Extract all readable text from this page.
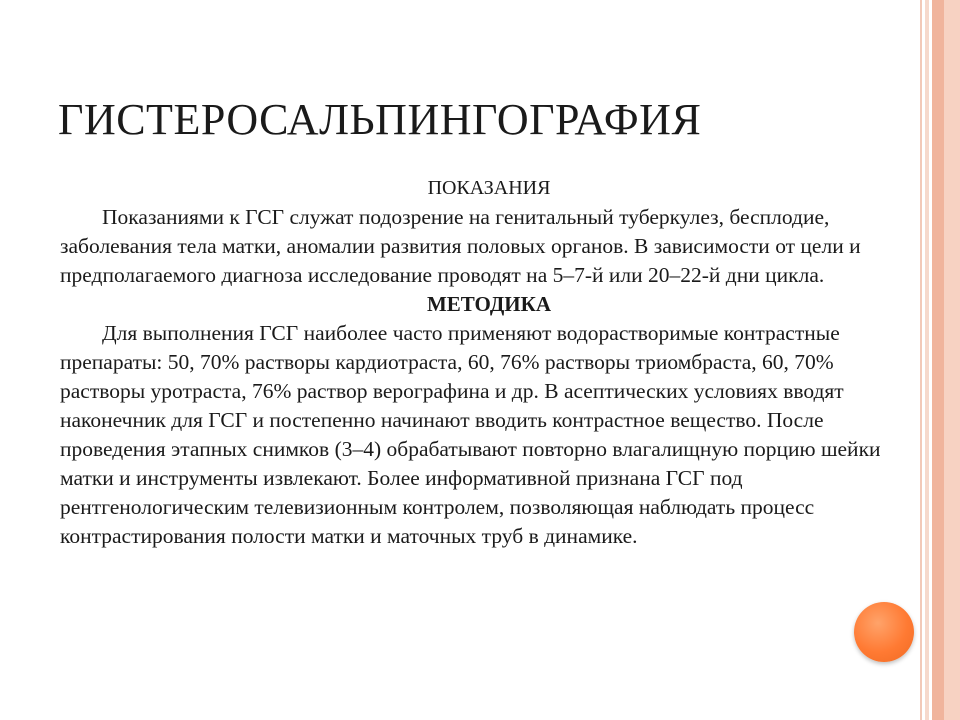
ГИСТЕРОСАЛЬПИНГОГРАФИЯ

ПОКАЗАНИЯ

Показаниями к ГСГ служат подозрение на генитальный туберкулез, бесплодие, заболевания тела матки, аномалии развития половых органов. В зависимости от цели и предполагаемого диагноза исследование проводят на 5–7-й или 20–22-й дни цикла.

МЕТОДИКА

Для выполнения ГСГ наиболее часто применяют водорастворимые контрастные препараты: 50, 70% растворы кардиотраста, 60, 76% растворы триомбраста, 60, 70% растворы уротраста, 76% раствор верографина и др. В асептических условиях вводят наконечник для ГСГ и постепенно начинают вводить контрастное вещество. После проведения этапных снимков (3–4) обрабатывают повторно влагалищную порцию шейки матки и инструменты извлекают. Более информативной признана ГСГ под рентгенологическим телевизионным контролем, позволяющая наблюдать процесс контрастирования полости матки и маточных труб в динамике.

^^^^^^^^^^^^^^^^

**Problem details**.
Images in the records should not be copied. Repeat all the rest exactly.

**Solution for this exercise**.
Extract all readable text from this page.
ГИСТЕРОСАЛЬПИНГОГРАФИЯ

ПОКАЗАНИЯ

Показаниями к ГСГ служат подозрение на генитальный туберкулез, бесплодие, заболевания тела матки, аномалии развития половых органов. В зависимости от цели и предполагаемого диагноза исследование проводят на 5–7-й или 20–22-й дни цикла.

МЕТОДИКА

Для выполнения ГСГ наиболее часто применяют водорастворимые контрастные препараты: 50, 70% растворы кардиотраста, 60, 76% растворы триомбраста, 60, 70% растворы уротраста, 76% раствор верографина и др. В асептических условиях вводят наконечник для ГСГ и постепенно начинают вводить контрастное вещество. После проведения этапных снимков (3–4) обрабатывают повторно влагалищную порцию шейки матки и инструменты извлекают. Более информативной признана ГСГ под рентгенологическим телевизионным контролем, позволяющая наблюдать процесс контрастирования полости матки и маточных труб в динамике.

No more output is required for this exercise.